_Exercise task_
List each line of the data that holds the string "screenshot".

_Excerpted data_
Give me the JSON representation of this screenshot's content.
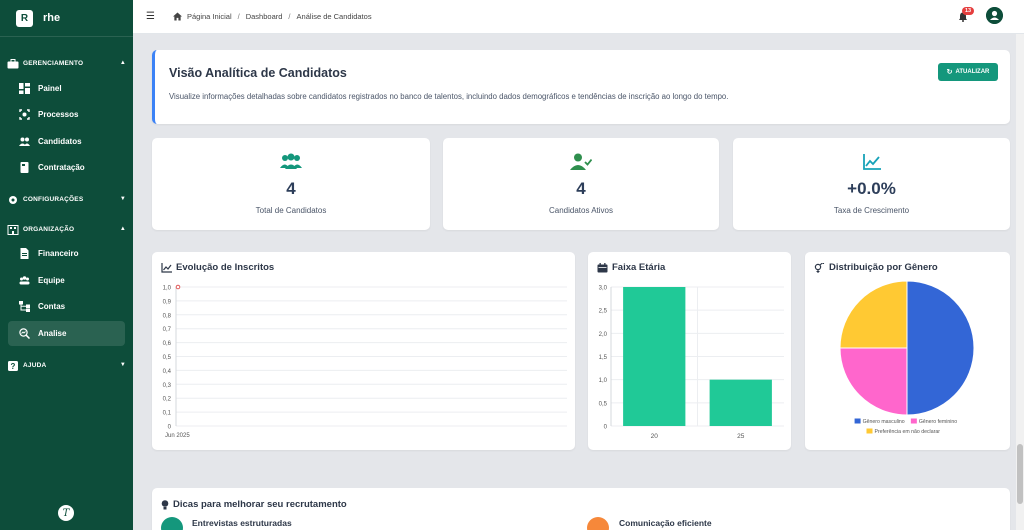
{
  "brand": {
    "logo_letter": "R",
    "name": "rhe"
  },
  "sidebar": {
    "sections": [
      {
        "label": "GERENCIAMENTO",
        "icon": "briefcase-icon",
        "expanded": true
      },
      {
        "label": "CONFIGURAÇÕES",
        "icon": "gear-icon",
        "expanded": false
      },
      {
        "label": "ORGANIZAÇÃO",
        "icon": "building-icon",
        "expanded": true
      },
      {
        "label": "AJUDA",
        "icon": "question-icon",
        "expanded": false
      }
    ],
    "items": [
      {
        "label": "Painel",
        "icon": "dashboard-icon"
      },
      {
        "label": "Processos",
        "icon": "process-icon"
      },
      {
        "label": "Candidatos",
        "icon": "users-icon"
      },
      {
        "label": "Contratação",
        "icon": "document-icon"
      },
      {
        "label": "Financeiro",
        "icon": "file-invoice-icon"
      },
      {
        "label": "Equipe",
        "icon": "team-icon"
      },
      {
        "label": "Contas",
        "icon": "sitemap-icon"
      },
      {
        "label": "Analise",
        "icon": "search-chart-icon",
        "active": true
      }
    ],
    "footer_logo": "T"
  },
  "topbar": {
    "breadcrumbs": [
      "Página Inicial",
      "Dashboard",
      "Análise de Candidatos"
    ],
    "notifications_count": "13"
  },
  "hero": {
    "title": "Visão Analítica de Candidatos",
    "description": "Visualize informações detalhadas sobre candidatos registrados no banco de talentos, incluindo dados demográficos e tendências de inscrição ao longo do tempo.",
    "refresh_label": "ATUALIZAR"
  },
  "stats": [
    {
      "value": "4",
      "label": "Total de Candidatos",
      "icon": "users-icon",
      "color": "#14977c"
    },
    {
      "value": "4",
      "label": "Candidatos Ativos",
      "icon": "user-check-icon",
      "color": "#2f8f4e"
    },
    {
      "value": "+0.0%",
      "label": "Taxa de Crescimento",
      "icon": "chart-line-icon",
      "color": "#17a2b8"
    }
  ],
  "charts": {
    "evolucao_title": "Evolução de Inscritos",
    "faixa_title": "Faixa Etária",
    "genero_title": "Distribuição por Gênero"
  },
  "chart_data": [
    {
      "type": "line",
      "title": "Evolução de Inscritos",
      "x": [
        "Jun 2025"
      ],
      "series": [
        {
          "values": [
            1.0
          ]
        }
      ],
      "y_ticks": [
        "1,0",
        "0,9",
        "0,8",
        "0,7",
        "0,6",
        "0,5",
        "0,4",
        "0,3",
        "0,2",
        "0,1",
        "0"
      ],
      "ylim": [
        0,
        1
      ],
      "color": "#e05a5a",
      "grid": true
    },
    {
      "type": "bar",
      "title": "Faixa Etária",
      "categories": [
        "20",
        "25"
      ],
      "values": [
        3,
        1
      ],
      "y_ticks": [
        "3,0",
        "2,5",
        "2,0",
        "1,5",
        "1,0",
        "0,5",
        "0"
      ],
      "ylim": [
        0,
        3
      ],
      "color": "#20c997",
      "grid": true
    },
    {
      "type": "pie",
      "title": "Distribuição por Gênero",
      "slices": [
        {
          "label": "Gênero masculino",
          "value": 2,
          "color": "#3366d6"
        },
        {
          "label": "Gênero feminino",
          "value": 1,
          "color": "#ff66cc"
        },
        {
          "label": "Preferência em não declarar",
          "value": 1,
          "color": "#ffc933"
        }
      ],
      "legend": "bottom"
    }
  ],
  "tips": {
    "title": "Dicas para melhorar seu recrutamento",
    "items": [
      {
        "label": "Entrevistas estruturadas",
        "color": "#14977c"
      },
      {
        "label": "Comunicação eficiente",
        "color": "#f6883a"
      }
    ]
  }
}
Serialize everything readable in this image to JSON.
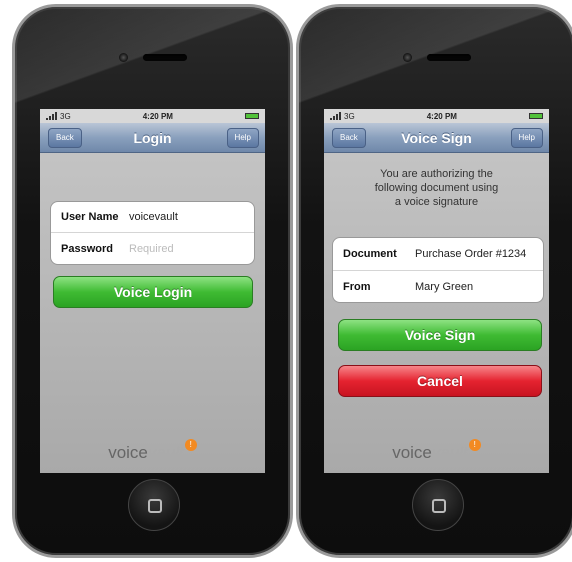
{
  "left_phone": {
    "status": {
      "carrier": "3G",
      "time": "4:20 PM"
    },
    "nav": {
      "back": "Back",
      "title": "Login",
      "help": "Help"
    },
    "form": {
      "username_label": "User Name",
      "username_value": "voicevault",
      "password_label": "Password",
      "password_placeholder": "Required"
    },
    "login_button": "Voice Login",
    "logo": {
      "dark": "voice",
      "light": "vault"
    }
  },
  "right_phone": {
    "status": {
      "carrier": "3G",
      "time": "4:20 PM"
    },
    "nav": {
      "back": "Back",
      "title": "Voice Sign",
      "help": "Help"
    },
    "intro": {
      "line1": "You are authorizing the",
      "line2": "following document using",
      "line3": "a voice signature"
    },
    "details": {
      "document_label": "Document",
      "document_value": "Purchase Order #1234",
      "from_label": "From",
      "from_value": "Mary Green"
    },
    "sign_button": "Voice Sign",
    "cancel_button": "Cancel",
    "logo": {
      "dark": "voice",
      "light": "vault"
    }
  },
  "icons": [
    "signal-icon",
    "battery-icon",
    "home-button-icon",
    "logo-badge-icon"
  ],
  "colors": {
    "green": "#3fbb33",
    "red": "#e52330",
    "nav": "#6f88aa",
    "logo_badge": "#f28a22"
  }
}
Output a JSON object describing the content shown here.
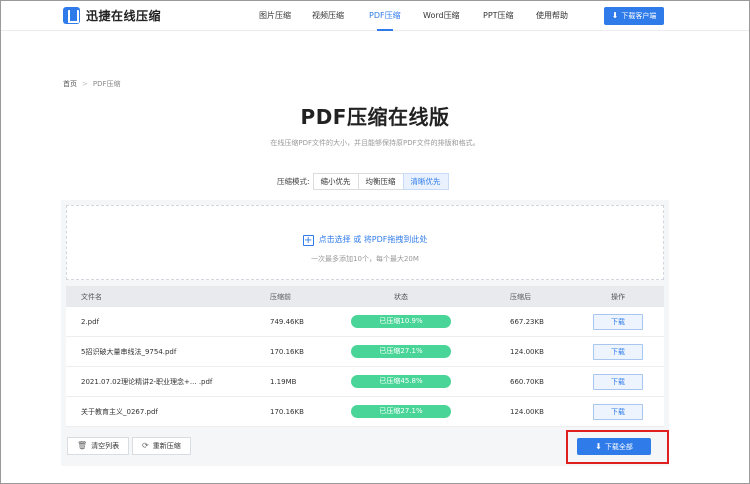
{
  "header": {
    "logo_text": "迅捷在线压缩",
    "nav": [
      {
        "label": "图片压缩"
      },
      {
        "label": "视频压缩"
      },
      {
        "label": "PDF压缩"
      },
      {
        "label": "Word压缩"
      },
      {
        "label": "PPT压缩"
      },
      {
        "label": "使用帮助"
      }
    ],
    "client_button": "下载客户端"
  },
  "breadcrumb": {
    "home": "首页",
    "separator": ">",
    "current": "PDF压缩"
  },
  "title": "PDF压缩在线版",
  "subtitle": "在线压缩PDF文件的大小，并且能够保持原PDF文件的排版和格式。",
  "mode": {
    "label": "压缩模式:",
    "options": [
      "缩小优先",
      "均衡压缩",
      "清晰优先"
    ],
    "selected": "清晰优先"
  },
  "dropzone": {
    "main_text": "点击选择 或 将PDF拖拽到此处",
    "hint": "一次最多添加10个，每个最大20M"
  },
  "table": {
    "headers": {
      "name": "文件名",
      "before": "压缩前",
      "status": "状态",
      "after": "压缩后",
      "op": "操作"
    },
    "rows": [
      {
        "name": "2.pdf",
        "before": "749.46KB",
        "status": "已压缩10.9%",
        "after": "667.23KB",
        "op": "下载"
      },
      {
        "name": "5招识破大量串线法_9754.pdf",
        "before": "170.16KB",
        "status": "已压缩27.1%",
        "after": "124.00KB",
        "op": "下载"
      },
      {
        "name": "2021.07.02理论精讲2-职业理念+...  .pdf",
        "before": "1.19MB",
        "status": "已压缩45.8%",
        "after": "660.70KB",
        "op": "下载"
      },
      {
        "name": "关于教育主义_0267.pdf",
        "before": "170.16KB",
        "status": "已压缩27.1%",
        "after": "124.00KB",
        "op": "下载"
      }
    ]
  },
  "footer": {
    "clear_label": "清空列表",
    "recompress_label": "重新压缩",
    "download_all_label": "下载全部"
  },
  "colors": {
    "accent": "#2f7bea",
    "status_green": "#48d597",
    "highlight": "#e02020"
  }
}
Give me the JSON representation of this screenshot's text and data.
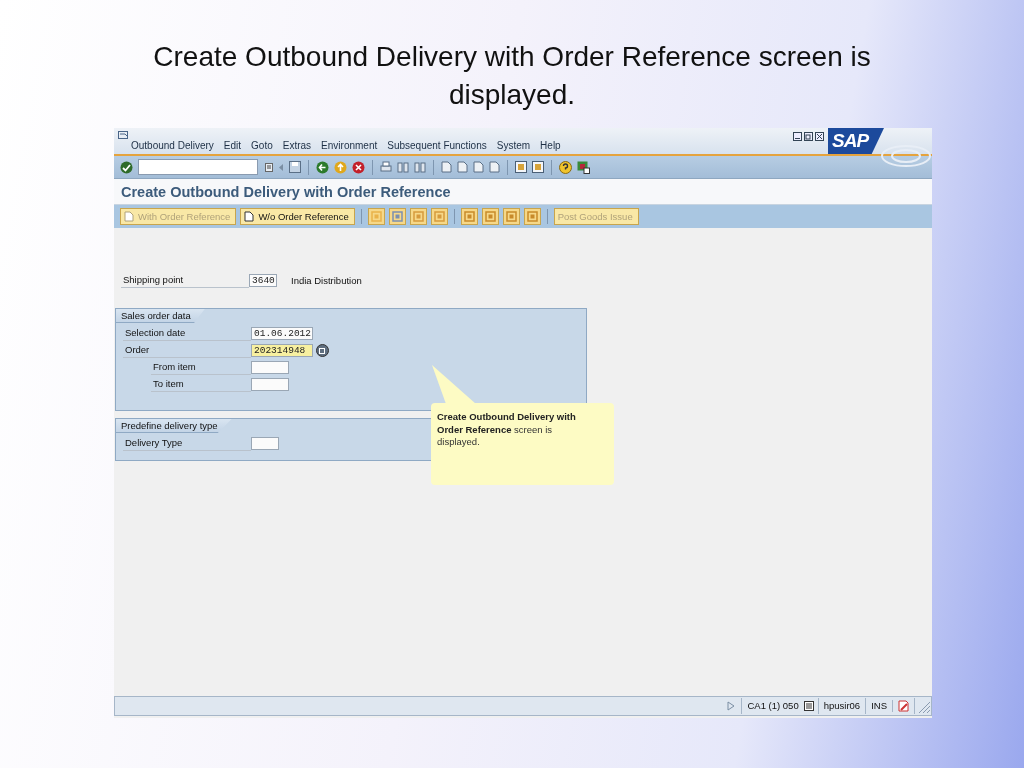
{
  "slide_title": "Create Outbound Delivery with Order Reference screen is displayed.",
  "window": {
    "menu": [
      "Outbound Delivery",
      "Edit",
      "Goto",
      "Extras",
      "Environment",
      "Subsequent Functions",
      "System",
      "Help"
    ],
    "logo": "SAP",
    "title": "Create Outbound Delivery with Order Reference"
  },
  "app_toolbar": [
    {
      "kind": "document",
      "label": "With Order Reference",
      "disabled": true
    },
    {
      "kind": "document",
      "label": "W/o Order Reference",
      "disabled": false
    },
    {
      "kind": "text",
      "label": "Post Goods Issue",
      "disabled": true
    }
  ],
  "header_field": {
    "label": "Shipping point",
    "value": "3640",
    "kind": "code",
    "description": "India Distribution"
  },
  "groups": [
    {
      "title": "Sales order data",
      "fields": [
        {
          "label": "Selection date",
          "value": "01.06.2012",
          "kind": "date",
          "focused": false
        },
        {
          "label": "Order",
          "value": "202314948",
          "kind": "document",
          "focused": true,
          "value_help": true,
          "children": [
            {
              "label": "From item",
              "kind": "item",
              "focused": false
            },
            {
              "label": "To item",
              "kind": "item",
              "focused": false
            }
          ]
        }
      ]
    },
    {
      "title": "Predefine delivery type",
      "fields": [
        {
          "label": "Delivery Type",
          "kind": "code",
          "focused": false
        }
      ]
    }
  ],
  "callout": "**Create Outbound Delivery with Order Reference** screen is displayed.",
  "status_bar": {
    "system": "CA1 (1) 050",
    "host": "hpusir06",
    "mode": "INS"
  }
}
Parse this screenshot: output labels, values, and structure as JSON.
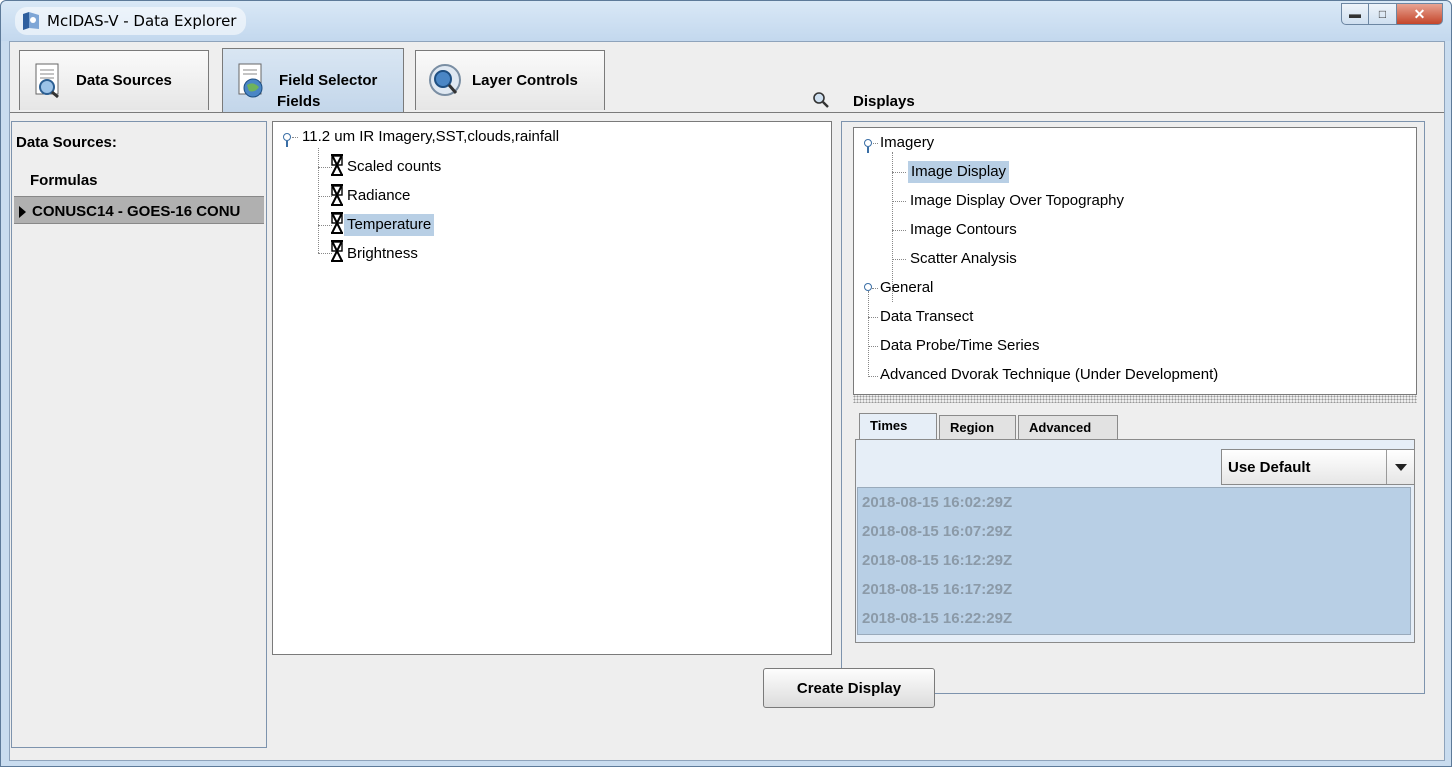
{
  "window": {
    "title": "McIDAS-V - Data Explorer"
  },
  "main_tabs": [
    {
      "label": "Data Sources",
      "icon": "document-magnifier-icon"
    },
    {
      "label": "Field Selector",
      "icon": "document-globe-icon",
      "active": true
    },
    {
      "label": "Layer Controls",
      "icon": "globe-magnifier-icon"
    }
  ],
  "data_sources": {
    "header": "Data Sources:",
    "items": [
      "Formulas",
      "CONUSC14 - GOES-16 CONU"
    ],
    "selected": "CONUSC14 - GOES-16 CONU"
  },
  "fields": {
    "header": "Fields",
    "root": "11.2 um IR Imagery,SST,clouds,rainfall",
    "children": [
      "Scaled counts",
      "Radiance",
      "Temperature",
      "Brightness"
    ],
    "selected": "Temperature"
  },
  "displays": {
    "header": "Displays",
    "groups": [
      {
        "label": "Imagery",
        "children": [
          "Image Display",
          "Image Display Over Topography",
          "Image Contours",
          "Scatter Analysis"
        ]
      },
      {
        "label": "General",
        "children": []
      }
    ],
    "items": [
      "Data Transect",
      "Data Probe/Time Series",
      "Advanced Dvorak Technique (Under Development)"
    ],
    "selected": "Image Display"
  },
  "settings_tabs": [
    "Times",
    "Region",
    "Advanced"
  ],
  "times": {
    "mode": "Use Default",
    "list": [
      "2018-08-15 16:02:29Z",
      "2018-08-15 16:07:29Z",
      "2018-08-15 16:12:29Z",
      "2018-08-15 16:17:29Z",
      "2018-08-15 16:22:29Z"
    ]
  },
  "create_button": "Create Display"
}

_Full answer_
Give me the JSON representation of this screenshot's content.
Give me the JSON representation of this screenshot's text and data.
Parse this screenshot: output labels, values, and structure as JSON.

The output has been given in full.